## BEGIN

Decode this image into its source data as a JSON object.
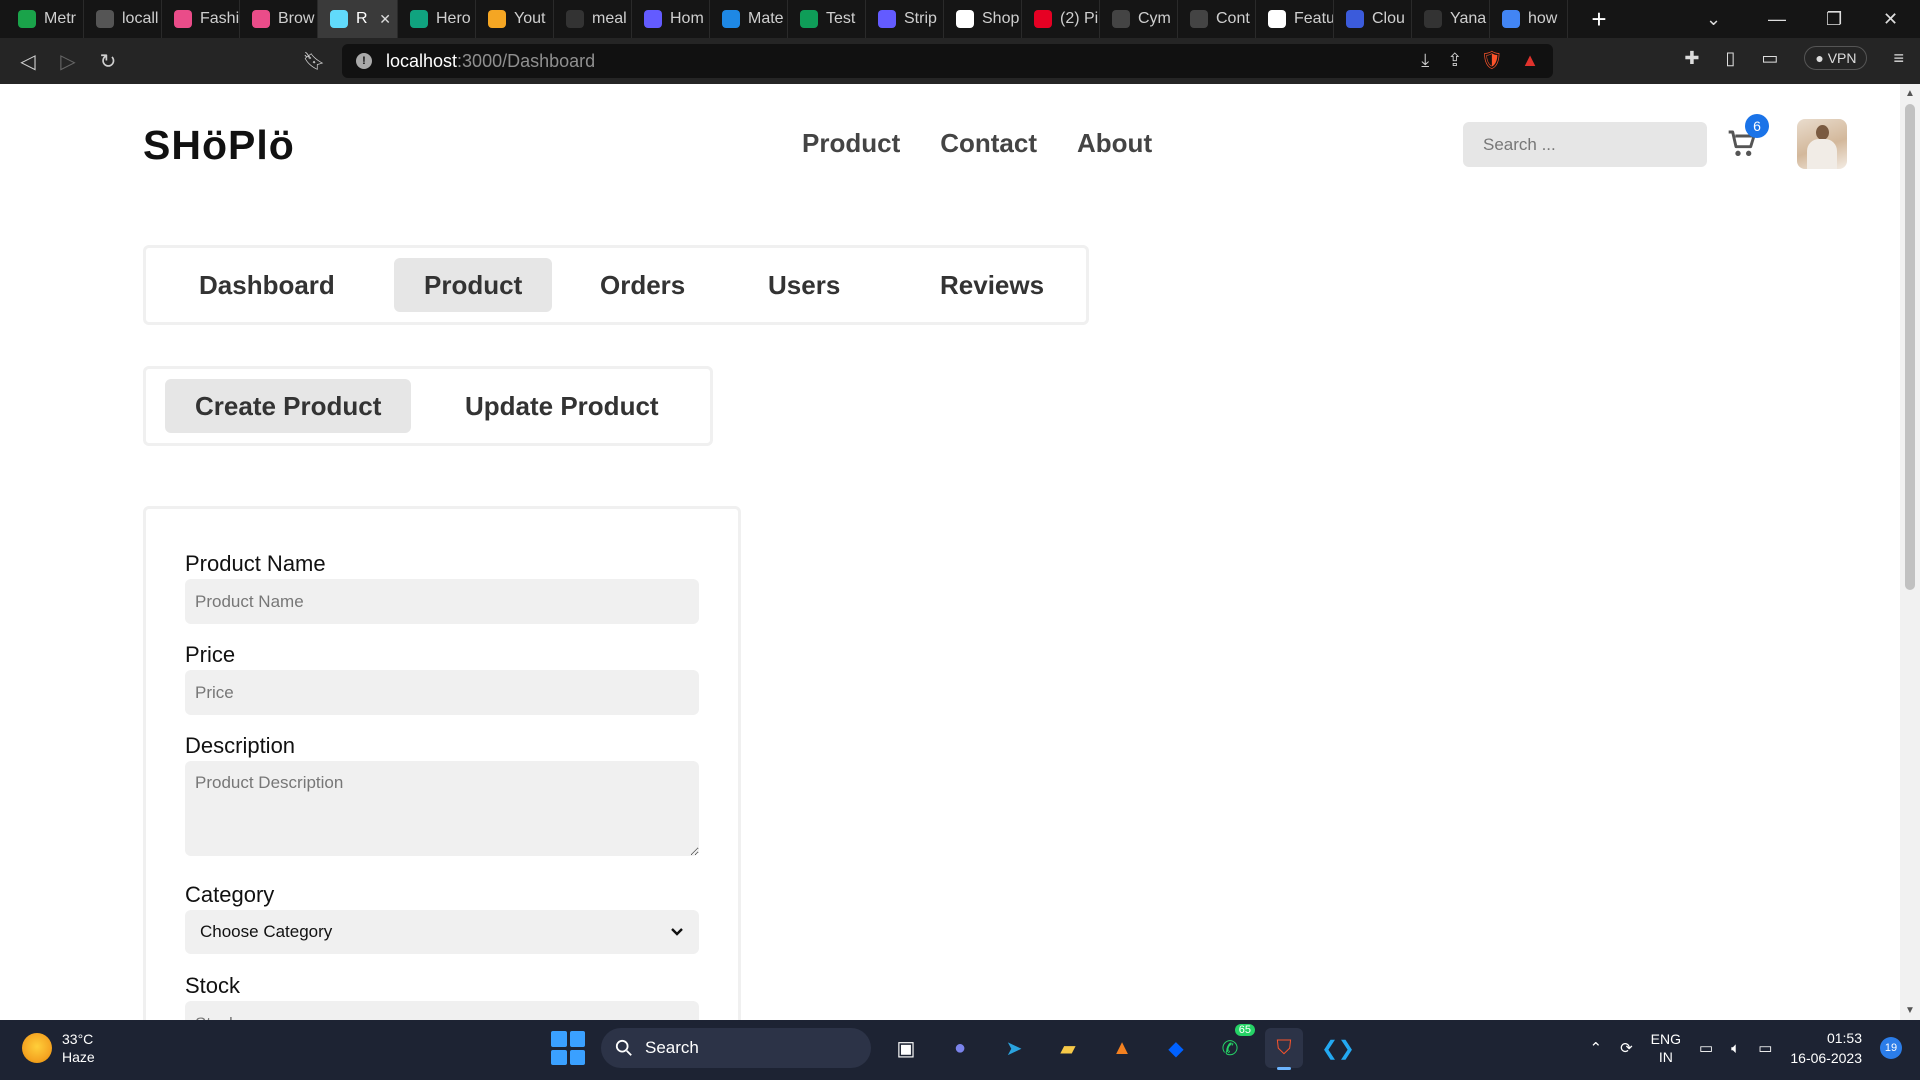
{
  "browser": {
    "tabs": [
      {
        "label": "Metr",
        "fav_color": "#1aa34a"
      },
      {
        "label": "locall",
        "fav_color": "#555555"
      },
      {
        "label": "Fashi",
        "fav_color": "#ea4c89"
      },
      {
        "label": "Brow",
        "fav_color": "#ea4c89"
      },
      {
        "label": "R",
        "fav_color": "#61dafb",
        "active": true
      },
      {
        "label": "Hero",
        "fav_color": "#10a37f"
      },
      {
        "label": "Yout",
        "fav_color": "#f5a623"
      },
      {
        "label": "meal",
        "fav_color": "#333333"
      },
      {
        "label": "Hom",
        "fav_color": "#635bff"
      },
      {
        "label": "Mate",
        "fav_color": "#1e88e5"
      },
      {
        "label": "Test",
        "fav_color": "#0f9d58"
      },
      {
        "label": "Strip",
        "fav_color": "#635bff"
      },
      {
        "label": "Shop",
        "fav_color": "#ffffff"
      },
      {
        "label": "(2) Pi",
        "fav_color": "#e60023"
      },
      {
        "label": "Cym",
        "fav_color": "#444444"
      },
      {
        "label": "Cont",
        "fav_color": "#444444"
      },
      {
        "label": "Featu",
        "fav_color": "#ffffff"
      },
      {
        "label": "Clou",
        "fav_color": "#3b5bdb"
      },
      {
        "label": "Yana",
        "fav_color": "#333333"
      },
      {
        "label": "how",
        "fav_color": "#4285f4"
      }
    ],
    "url_host": "localhost",
    "url_path": ":3000/Dashboard",
    "vpn_label": "VPN"
  },
  "site": {
    "logo": "SHöPlö",
    "nav": [
      "Product",
      "Contact",
      "About"
    ],
    "search_placeholder": "Search ...",
    "cart_count": "6"
  },
  "dashboard_tabs": {
    "items": [
      "Dashboard",
      "Product",
      "Orders",
      "Users",
      "Reviews"
    ],
    "selected": "Product"
  },
  "product_tabs": {
    "items": [
      "Create Product",
      "Update Product"
    ],
    "selected": "Create Product"
  },
  "form": {
    "name_label": "Product Name",
    "name_placeholder": "Product Name",
    "price_label": "Price",
    "price_placeholder": "Price",
    "description_label": "Description",
    "description_placeholder": "Product Description",
    "category_label": "Category",
    "category_value": "Choose Category",
    "stock_label": "Stock",
    "stock_placeholder": "Stock"
  },
  "taskbar": {
    "temperature": "33°C",
    "weather": "Haze",
    "search_label": "Search",
    "whatsapp_badge": "65",
    "lang_line1": "ENG",
    "lang_line2": "IN",
    "time": "01:53",
    "date": "16-06-2023",
    "notification_count": "19"
  }
}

## END

Determine how many lines of the material include the string "Name". Output only that count.

▶ [Complete output] 2